[Entries taken from a collection]
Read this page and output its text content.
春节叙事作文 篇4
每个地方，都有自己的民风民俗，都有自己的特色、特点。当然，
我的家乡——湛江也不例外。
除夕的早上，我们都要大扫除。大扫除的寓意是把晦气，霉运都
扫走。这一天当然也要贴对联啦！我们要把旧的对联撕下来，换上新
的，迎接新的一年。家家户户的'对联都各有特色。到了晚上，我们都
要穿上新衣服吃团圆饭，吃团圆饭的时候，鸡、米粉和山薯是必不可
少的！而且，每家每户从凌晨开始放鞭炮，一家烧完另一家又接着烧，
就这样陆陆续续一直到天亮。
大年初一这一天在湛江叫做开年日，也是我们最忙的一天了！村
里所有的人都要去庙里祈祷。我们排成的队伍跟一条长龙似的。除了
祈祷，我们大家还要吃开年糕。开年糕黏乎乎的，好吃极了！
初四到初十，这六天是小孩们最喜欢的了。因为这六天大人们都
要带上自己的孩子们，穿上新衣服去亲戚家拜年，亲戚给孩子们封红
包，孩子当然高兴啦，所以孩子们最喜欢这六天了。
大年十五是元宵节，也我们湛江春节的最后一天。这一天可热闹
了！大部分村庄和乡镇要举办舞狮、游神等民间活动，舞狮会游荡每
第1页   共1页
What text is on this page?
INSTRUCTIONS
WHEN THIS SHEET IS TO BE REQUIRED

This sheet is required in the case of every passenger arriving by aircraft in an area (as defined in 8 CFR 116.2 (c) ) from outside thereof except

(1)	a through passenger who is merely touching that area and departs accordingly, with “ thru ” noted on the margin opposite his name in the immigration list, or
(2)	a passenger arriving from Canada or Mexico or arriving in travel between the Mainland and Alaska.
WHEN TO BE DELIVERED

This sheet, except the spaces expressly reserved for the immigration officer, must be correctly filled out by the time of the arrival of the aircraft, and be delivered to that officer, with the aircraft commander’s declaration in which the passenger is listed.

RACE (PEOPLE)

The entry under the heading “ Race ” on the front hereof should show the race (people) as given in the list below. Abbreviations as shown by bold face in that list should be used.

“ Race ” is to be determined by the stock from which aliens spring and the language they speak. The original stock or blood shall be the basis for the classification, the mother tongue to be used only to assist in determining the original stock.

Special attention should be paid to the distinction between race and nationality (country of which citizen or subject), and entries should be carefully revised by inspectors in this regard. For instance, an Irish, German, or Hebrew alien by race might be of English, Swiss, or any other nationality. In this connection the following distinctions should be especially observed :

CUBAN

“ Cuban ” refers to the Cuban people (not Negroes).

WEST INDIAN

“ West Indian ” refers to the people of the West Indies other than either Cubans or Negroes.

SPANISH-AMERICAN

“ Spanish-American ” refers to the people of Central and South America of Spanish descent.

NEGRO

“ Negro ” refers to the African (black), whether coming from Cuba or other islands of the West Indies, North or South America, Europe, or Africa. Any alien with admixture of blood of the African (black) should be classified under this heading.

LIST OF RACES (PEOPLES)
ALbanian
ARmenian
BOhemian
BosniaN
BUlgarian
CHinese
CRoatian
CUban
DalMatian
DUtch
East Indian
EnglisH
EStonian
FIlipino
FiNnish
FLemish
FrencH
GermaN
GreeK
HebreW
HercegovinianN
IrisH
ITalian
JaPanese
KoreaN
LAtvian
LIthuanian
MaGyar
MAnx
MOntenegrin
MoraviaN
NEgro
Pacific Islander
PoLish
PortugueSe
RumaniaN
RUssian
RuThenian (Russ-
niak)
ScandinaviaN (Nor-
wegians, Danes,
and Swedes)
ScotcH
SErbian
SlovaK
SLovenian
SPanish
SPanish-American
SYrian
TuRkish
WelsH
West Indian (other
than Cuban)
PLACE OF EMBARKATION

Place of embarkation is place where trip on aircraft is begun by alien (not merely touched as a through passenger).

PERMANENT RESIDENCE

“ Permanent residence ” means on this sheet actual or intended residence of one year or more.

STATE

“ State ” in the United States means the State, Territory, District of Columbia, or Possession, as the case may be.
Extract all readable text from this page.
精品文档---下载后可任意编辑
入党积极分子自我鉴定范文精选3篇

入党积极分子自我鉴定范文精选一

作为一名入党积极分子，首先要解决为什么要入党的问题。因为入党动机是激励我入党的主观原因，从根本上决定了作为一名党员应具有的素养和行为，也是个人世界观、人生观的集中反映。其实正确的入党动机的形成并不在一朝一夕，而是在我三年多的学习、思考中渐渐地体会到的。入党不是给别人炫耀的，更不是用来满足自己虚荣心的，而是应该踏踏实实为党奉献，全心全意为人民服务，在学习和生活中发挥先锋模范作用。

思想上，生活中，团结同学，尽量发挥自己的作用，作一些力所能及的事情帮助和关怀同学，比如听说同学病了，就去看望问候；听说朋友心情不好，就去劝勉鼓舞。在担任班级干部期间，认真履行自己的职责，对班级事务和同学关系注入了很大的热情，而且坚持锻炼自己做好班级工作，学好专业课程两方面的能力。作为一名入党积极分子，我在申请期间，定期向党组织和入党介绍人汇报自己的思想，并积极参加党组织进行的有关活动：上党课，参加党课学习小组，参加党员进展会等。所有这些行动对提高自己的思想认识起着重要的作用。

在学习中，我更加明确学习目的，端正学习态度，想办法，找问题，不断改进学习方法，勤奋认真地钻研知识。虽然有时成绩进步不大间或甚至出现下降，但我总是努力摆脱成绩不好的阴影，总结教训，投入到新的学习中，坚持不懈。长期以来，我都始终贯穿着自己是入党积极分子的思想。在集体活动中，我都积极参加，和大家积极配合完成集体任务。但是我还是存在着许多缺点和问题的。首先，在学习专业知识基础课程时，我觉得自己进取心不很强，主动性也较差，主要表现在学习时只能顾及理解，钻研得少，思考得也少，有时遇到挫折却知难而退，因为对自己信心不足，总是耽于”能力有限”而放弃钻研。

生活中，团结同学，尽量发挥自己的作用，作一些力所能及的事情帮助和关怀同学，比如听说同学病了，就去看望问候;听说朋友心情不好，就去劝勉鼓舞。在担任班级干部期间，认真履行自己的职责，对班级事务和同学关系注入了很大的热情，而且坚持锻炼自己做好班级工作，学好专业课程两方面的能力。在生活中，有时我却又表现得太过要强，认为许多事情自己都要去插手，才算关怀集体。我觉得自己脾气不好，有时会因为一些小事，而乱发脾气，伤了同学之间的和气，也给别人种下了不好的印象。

• _Aim_
From the entries above, copy out every line where the string "WHEN" appears.

• _Worked answer_
WHEN THIS SHEET IS TO BE REQUIRED
WHEN TO BE DELIVERED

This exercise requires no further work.